(Dataset records)
┄┄┄┄┄┄┄┄┄┄┄┄┄┄┄┄┄┄┄┄

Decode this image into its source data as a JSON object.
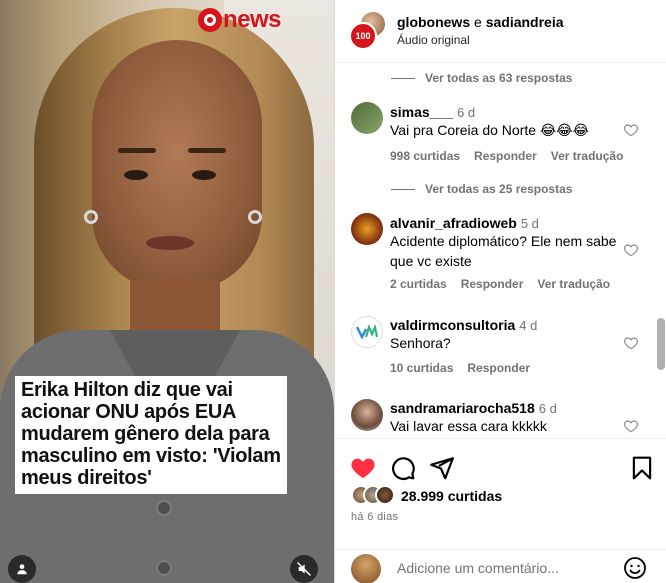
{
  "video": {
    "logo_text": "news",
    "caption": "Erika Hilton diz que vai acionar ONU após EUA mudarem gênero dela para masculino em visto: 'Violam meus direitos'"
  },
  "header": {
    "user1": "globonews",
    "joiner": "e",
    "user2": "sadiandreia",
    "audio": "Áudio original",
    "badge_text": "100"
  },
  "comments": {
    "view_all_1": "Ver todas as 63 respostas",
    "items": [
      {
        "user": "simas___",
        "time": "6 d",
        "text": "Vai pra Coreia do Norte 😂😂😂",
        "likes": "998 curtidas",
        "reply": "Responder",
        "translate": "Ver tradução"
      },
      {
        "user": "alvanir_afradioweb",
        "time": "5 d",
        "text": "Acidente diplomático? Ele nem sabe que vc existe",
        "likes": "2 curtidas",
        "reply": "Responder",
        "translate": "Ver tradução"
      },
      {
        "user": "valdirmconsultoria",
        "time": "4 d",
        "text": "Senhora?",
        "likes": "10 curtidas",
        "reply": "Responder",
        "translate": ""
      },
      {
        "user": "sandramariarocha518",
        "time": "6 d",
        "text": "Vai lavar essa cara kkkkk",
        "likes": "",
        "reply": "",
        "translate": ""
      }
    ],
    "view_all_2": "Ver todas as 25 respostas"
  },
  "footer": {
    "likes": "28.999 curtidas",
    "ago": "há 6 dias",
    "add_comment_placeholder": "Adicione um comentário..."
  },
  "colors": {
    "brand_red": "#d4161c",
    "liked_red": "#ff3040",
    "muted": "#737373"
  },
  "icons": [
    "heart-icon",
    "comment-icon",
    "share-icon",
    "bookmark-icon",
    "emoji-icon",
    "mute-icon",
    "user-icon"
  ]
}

┄┄┄┄┄┄┄┄┄┄┄┄┄┄┄┄┄┄┄┄

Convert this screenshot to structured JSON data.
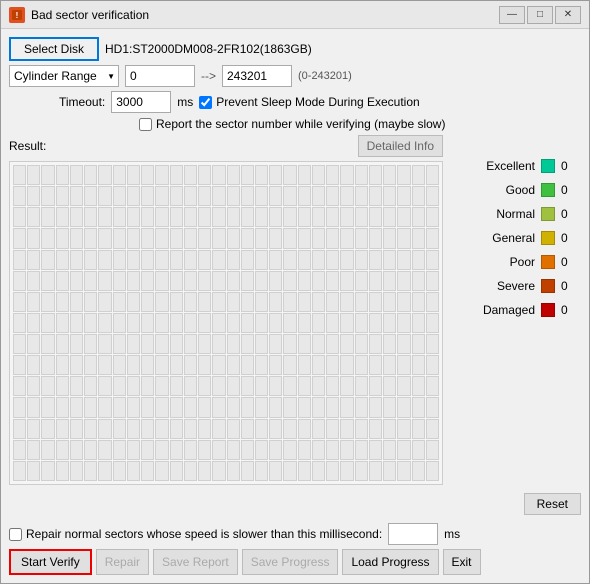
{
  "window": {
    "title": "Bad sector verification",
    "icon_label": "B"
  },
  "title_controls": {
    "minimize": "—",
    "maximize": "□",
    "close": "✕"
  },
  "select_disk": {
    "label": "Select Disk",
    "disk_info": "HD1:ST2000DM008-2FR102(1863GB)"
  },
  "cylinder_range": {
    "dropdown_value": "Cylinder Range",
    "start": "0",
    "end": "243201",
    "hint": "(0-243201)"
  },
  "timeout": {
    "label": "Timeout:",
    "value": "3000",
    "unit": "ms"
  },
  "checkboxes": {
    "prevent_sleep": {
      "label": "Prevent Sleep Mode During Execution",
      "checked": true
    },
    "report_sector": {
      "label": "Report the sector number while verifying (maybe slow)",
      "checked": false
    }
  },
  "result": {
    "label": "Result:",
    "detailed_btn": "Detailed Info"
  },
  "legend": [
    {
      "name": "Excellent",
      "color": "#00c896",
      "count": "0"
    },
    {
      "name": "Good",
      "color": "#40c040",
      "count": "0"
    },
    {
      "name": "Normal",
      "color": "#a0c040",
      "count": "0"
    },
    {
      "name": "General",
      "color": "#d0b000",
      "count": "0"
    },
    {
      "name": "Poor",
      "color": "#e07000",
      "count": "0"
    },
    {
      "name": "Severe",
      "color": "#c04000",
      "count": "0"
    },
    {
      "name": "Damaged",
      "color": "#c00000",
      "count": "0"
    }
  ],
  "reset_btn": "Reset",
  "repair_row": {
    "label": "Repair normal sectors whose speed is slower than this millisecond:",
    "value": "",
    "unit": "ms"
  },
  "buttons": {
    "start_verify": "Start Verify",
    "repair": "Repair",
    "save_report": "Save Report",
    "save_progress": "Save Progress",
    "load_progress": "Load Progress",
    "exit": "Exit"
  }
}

┄┄┄┄┄┄┄┄┄┄┄┄┄┄┄┄┄┄┄┄

* **Given exercise**
Which lines include "Progress"? Copy each of them out.

* **Final result**
    "save_progress": "Save Progress",
    "load_progress": "Load Progress",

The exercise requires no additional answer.